■ Aim of the exercise:
Go through the records and extract every line with the word "Ppbm".

■ Listed records:
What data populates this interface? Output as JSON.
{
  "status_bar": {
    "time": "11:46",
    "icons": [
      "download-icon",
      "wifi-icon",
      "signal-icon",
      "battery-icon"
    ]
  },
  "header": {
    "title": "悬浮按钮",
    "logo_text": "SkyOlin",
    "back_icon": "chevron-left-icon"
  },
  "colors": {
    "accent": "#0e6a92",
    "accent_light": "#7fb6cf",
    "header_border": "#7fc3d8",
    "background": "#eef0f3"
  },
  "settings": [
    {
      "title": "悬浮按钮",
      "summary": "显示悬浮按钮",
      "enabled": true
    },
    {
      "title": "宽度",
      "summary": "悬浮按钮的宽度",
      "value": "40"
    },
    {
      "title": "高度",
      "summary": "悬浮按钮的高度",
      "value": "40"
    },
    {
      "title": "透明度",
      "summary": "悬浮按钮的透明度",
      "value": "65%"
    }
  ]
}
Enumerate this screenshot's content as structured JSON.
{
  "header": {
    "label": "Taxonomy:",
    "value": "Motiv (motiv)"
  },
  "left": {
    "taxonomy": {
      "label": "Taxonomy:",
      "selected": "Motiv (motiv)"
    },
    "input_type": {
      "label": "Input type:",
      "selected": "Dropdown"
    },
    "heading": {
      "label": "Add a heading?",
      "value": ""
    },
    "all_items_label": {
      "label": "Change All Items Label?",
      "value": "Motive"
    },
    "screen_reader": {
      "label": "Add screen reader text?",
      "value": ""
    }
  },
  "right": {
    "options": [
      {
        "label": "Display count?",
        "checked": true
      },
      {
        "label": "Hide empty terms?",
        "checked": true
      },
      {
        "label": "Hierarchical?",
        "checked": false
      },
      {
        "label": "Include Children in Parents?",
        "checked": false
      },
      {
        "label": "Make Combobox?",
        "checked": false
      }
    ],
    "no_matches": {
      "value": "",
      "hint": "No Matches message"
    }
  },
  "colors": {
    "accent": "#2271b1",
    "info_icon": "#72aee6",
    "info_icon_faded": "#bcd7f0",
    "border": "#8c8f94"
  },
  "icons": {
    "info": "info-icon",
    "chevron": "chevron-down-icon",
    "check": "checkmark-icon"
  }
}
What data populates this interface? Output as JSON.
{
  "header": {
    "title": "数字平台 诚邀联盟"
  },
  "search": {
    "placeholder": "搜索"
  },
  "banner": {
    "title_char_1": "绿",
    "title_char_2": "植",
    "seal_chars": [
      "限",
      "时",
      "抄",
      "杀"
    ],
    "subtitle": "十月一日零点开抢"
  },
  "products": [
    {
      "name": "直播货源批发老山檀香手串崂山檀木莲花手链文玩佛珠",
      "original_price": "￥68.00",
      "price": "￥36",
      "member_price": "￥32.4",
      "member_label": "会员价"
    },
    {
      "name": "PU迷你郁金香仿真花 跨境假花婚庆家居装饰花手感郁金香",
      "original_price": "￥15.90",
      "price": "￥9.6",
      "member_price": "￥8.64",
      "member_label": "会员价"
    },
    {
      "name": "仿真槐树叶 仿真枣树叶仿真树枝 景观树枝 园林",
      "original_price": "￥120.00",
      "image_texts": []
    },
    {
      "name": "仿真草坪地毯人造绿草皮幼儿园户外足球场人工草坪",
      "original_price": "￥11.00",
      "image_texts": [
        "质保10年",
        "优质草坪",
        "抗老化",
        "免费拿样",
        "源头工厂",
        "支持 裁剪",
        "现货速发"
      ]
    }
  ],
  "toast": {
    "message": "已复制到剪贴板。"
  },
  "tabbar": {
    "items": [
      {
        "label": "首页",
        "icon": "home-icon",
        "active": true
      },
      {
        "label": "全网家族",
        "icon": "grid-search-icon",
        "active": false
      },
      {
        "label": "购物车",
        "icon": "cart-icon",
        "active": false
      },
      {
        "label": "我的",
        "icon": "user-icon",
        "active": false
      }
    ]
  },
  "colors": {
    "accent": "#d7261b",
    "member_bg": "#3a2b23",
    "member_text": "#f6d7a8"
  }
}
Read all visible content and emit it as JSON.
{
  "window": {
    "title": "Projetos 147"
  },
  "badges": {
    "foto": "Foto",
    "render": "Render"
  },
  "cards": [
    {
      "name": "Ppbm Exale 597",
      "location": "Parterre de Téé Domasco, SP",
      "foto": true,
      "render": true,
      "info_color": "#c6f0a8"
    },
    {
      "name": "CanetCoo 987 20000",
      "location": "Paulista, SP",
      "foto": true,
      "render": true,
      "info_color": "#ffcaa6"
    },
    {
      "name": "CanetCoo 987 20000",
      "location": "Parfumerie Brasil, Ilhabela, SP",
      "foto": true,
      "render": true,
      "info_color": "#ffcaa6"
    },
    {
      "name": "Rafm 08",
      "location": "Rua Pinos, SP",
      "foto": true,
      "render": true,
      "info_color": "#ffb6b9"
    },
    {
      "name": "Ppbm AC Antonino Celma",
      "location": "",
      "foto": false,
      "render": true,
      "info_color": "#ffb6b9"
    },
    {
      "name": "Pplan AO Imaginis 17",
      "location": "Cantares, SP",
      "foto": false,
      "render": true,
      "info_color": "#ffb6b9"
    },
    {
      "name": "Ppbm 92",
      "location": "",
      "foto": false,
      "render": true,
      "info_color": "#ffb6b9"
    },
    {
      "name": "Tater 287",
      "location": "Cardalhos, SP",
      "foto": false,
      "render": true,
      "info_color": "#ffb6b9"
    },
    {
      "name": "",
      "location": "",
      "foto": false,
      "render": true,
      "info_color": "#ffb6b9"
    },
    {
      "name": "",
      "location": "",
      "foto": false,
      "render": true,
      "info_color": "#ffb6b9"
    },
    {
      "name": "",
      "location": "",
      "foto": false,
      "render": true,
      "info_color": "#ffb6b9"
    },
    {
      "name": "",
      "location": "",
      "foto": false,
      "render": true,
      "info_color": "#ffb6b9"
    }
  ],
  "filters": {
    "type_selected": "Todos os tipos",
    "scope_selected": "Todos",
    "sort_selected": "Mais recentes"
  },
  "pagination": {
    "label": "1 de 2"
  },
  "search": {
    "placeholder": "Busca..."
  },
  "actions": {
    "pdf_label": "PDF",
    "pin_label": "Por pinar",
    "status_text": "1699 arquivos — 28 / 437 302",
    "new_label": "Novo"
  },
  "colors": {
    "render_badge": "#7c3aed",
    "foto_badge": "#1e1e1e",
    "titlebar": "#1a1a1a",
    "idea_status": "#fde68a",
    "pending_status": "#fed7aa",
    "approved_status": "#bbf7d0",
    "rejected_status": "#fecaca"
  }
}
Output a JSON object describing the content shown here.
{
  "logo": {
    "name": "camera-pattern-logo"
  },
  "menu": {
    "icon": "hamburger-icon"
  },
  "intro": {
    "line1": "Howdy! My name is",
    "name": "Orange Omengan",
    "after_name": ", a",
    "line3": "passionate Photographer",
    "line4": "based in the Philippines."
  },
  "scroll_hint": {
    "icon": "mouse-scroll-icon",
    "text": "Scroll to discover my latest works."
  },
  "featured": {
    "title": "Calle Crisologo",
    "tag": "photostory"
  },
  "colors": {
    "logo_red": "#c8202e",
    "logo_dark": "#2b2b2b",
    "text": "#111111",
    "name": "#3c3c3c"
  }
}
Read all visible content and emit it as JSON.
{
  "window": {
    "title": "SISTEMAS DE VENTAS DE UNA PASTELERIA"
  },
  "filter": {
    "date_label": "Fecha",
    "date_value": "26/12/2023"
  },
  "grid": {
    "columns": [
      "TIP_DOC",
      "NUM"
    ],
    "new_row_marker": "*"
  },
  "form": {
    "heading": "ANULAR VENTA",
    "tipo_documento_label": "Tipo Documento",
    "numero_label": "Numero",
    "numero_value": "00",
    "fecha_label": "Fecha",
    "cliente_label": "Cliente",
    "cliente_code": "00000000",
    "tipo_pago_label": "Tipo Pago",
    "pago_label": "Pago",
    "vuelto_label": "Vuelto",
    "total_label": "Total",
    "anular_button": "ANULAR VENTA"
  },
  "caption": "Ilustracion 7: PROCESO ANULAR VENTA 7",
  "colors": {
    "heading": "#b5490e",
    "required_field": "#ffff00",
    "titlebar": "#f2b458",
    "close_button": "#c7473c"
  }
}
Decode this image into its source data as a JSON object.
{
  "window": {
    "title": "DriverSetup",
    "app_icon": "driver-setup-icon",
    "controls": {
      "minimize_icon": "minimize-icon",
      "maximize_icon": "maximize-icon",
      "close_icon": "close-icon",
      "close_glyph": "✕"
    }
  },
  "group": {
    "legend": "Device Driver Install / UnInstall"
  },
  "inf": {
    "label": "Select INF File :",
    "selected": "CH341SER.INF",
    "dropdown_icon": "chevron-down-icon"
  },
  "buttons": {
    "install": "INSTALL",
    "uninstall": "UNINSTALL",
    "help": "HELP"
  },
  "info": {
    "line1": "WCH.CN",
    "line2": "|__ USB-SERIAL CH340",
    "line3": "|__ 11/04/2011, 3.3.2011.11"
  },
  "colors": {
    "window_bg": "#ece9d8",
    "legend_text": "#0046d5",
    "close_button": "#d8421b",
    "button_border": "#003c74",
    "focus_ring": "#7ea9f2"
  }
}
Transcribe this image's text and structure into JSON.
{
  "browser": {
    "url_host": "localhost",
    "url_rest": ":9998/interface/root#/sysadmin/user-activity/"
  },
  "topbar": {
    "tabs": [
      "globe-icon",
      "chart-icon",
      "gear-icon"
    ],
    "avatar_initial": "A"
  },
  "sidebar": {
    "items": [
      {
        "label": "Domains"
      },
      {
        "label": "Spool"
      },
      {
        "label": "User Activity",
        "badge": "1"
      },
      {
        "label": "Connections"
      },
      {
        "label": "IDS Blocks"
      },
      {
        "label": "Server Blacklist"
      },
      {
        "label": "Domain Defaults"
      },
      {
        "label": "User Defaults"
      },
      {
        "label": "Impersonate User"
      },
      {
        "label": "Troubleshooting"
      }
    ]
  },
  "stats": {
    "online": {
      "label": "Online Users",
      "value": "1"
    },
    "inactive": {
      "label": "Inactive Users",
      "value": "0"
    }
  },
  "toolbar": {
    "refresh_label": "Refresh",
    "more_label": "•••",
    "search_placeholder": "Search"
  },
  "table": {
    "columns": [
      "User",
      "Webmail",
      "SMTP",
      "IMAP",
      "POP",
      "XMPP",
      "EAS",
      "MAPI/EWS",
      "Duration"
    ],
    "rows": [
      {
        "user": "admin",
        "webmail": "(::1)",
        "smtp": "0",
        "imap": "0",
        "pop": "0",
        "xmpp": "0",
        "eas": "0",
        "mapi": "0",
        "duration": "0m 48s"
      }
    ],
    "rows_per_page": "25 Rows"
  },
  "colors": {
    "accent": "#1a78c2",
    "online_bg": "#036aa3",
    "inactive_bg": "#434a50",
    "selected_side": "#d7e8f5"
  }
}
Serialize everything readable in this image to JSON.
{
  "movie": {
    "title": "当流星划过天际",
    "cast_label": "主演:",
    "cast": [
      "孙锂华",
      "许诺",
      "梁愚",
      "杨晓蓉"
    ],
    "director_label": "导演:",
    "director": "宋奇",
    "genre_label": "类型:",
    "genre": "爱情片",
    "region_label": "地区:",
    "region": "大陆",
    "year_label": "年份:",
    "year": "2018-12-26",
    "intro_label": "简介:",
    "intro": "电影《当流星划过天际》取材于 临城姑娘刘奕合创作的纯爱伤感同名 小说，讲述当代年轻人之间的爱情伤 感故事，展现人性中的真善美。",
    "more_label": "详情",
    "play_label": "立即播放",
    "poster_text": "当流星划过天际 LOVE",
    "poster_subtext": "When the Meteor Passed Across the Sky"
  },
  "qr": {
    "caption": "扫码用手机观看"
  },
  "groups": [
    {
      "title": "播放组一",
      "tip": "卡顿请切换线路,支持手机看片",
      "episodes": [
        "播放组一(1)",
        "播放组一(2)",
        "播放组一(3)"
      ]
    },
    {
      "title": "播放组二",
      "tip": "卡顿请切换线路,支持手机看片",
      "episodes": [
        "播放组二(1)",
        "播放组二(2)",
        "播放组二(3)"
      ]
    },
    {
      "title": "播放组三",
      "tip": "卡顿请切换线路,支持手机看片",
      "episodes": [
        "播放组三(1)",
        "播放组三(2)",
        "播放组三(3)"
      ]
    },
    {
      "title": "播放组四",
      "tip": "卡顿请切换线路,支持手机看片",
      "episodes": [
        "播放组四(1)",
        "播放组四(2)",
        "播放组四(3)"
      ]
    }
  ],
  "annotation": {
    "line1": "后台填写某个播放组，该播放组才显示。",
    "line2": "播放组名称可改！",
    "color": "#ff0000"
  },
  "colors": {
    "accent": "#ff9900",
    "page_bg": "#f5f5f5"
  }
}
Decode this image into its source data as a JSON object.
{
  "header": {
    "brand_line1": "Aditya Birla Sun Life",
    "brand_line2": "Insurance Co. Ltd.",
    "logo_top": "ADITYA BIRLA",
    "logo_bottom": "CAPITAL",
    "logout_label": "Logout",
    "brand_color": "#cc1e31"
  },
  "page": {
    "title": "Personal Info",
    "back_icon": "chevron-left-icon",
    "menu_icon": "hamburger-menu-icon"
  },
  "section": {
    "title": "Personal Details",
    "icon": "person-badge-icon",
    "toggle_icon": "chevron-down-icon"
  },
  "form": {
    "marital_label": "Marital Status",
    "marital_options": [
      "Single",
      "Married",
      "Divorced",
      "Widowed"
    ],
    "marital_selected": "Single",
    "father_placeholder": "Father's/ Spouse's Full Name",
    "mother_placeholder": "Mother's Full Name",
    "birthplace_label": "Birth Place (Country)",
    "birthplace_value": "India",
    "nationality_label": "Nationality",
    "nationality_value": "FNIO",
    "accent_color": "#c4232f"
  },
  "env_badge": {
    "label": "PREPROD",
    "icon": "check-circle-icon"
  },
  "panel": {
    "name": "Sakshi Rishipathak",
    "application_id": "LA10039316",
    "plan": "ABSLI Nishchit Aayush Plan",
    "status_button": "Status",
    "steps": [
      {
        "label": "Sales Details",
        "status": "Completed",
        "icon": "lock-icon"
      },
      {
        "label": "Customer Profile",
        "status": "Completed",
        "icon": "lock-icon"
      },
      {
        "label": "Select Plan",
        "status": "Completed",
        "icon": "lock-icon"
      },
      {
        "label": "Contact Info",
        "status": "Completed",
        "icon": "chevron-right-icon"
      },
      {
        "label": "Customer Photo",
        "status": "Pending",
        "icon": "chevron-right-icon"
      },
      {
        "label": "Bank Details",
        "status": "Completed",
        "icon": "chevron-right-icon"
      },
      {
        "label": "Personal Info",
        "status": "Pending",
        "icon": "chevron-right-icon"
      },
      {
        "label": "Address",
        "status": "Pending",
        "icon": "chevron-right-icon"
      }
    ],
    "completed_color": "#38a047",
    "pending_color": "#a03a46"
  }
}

■ Response:
      "name": "Ppbm Exale 597",
      "name": "Ppbm AC Antonino Celma",
      "name": "Ppbm 92",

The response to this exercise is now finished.